▸ **Stated task**
The records should be written out in full, with nothing altered.

[Recorded data]
──────────

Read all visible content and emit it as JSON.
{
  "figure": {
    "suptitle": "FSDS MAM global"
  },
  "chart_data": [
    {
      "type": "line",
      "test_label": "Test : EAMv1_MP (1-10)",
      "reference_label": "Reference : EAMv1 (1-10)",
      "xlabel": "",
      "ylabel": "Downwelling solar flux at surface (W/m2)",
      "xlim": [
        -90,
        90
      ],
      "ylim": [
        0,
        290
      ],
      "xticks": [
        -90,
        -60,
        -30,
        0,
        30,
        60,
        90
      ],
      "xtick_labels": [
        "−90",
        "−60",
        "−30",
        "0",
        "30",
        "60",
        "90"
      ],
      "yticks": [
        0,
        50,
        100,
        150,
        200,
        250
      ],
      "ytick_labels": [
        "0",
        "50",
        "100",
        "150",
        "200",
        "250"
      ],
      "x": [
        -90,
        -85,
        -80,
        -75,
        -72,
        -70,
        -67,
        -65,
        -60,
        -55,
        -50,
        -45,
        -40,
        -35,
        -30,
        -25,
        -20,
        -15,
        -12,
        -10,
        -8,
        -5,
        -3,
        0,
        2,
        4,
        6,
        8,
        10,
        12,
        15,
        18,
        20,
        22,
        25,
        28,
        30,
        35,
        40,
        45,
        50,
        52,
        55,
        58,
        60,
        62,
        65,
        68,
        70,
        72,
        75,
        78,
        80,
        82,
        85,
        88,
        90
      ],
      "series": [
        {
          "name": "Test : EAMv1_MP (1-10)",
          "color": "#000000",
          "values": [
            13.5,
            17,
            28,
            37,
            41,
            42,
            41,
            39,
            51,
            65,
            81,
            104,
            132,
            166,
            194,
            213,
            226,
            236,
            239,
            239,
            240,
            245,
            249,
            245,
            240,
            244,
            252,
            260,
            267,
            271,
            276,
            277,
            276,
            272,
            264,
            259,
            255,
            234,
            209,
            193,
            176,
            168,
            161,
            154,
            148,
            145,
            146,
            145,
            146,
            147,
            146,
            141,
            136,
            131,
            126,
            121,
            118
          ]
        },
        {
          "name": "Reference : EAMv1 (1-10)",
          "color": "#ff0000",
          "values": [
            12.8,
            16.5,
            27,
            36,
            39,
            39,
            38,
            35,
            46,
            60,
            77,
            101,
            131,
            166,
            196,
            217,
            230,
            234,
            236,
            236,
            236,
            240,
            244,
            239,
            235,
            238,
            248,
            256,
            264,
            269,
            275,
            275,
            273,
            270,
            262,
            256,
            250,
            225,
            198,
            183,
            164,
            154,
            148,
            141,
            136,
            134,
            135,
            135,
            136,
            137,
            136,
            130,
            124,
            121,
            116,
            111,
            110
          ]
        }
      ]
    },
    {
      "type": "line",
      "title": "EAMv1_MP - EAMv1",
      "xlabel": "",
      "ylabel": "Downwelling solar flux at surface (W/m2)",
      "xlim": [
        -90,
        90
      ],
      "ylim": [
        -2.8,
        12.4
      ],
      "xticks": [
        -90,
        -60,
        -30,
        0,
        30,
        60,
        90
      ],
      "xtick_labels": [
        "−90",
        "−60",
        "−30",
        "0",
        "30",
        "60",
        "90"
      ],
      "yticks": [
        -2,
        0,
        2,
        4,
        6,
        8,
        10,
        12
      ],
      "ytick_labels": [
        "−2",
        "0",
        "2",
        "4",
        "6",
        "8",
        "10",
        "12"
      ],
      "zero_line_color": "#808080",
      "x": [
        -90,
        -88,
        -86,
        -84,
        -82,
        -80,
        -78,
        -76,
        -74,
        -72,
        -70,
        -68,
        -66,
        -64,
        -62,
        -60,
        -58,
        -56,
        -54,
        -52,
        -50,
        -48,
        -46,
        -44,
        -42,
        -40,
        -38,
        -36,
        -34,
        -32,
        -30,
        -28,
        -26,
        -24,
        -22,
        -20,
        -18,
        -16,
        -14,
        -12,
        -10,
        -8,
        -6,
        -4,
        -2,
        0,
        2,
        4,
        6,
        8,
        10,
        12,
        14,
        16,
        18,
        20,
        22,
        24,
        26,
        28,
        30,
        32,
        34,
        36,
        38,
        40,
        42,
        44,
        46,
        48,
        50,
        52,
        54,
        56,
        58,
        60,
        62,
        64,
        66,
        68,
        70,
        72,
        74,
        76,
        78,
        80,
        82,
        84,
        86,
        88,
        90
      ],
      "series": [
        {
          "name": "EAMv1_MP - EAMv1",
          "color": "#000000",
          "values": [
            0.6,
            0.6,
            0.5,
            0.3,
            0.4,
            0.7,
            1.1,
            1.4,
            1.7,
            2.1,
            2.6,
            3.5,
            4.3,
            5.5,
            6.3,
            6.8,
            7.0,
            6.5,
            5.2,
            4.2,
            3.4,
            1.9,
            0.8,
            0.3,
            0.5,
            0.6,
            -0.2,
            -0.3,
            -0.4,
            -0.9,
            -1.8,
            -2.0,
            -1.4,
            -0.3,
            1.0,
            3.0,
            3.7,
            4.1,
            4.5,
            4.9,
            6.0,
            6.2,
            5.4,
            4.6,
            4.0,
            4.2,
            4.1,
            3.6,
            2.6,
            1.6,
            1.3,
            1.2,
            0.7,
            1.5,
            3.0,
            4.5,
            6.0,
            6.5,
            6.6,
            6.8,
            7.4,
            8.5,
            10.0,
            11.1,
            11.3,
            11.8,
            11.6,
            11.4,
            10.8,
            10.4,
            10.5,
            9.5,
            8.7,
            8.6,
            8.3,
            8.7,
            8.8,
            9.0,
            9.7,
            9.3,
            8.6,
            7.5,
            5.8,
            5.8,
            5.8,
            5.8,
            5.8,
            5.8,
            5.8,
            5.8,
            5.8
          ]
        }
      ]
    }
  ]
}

──────────

▸ **The output**
Read all visible content and emit it as JSON.
{
  "figure": {
    "suptitle": "FSDS MAM global"
  },
  "chart_data": [
    {
      "type": "line",
      "test_label": "Test : EAMv1_MP (1-10)",
      "reference_label": "Reference : EAMv1 (1-10)",
      "xlabel": "",
      "ylabel": "Downwelling solar flux at surface (W/m2)",
      "xlim": [
        -90,
        90
      ],
      "ylim": [
        0,
        290
      ],
      "xticks": [
        -90,
        -60,
        -30,
        0,
        30,
        60,
        90
      ],
      "xtick_labels": [
        "−90",
        "−60",
        "−30",
        "0",
        "30",
        "60",
        "90"
      ],
      "yticks": [
        0,
        50,
        100,
        150,
        200,
        250
      ],
      "ytick_labels": [
        "0",
        "50",
        "100",
        "150",
        "200",
        "250"
      ],
      "x": [
        -90,
        -85,
        -80,
        -75,
        -72,
        -70,
        -67,
        -65,
        -60,
        -55,
        -50,
        -45,
        -40,
        -35,
        -30,
        -25,
        -20,
        -15,
        -12,
        -10,
        -8,
        -5,
        -3,
        0,
        2,
        4,
        6,
        8,
        10,
        12,
        15,
        18,
        20,
        22,
        25,
        28,
        30,
        35,
        40,
        45,
        50,
        52,
        55,
        58,
        60,
        62,
        65,
        68,
        70,
        72,
        75,
        78,
        80,
        82,
        85,
        88,
        90
      ],
      "series": [
        {
          "name": "Test : EAMv1_MP (1-10)",
          "color": "#000000",
          "values": [
            13.5,
            17,
            28,
            37,
            41,
            42,
            41,
            39,
            51,
            65,
            81,
            104,
            132,
            166,
            194,
            213,
            226,
            236,
            239,
            239,
            240,
            245,
            249,
            245,
            240,
            244,
            252,
            260,
            267,
            271,
            276,
            277,
            276,
            272,
            264,
            259,
            255,
            234,
            209,
            193,
            176,
            168,
            161,
            154,
            148,
            145,
            146,
            145,
            146,
            147,
            146,
            141,
            136,
            131,
            126,
            121,
            118
          ]
        },
        {
          "name": "Reference : EAMv1 (1-10)",
          "color": "#ff0000",
          "values": [
            12.8,
            16.5,
            27,
            36,
            39,
            39,
            38,
            35,
            46,
            60,
            77,
            101,
            131,
            166,
            196,
            217,
            230,
            234,
            236,
            236,
            236,
            240,
            244,
            239,
            235,
            238,
            248,
            256,
            264,
            269,
            275,
            275,
            273,
            270,
            262,
            256,
            250,
            225,
            198,
            183,
            164,
            154,
            148,
            141,
            136,
            134,
            135,
            135,
            136,
            137,
            136,
            130,
            124,
            121,
            116,
            111,
            110
          ]
        }
      ]
    },
    {
      "type": "line",
      "title": "EAMv1_MP - EAMv1",
      "xlabel": "",
      "ylabel": "Downwelling solar flux at surface (W/m2)",
      "xlim": [
        -90,
        90
      ],
      "ylim": [
        -2.8,
        12.4
      ],
      "xticks": [
        -90,
        -60,
        -30,
        0,
        30,
        60,
        90
      ],
      "xtick_labels": [
        "−90",
        "−60",
        "−30",
        "0",
        "30",
        "60",
        "90"
      ],
      "yticks": [
        -2,
        0,
        2,
        4,
        6,
        8,
        10,
        12
      ],
      "ytick_labels": [
        "−2",
        "0",
        "2",
        "4",
        "6",
        "8",
        "10",
        "12"
      ],
      "zero_line_color": "#808080",
      "x": [
        -90,
        -88,
        -86,
        -84,
        -82,
        -80,
        -78,
        -76,
        -74,
        -72,
        -70,
        -68,
        -66,
        -64,
        -62,
        -60,
        -58,
        -56,
        -54,
        -52,
        -50,
        -48,
        -46,
        -44,
        -42,
        -40,
        -38,
        -36,
        -34,
        -32,
        -30,
        -28,
        -26,
        -24,
        -22,
        -20,
        -18,
        -16,
        -14,
        -12,
        -10,
        -8,
        -6,
        -4,
        -2,
        0,
        2,
        4,
        6,
        8,
        10,
        12,
        14,
        16,
        18,
        20,
        22,
        24,
        26,
        28,
        30,
        32,
        34,
        36,
        38,
        40,
        42,
        44,
        46,
        48,
        50,
        52,
        54,
        56,
        58,
        60,
        62,
        64,
        66,
        68,
        70,
        72,
        74,
        76,
        78,
        80,
        82,
        84,
        86,
        88,
        90
      ],
      "series": [
        {
          "name": "EAMv1_MP - EAMv1",
          "color": "#000000",
          "values": [
            0.6,
            0.6,
            0.5,
            0.3,
            0.4,
            0.7,
            1.1,
            1.4,
            1.7,
            2.1,
            2.6,
            3.5,
            4.3,
            5.5,
            6.3,
            6.8,
            7.0,
            6.5,
            5.2,
            4.2,
            3.4,
            1.9,
            0.8,
            0.3,
            0.5,
            0.6,
            -0.2,
            -0.3,
            -0.4,
            -0.9,
            -1.8,
            -2.0,
            -1.4,
            -0.3,
            1.0,
            3.0,
            3.7,
            4.1,
            4.5,
            4.9,
            6.0,
            6.2,
            5.4,
            4.6,
            4.0,
            4.2,
            4.1,
            3.6,
            2.6,
            1.6,
            1.3,
            1.2,
            0.7,
            1.5,
            3.0,
            4.5,
            6.0,
            6.5,
            6.6,
            6.8,
            7.4,
            8.5,
            10.0,
            11.1,
            11.3,
            11.8,
            11.6,
            11.4,
            10.8,
            10.4,
            10.5,
            9.5,
            8.7,
            8.6,
            8.3,
            8.7,
            8.8,
            9.0,
            9.7,
            9.3,
            8.6,
            7.5,
            5.8,
            5.8,
            5.8,
            5.8,
            5.8,
            5.8,
            5.8,
            5.8,
            5.8
          ]
        }
      ]
    }
  ]
}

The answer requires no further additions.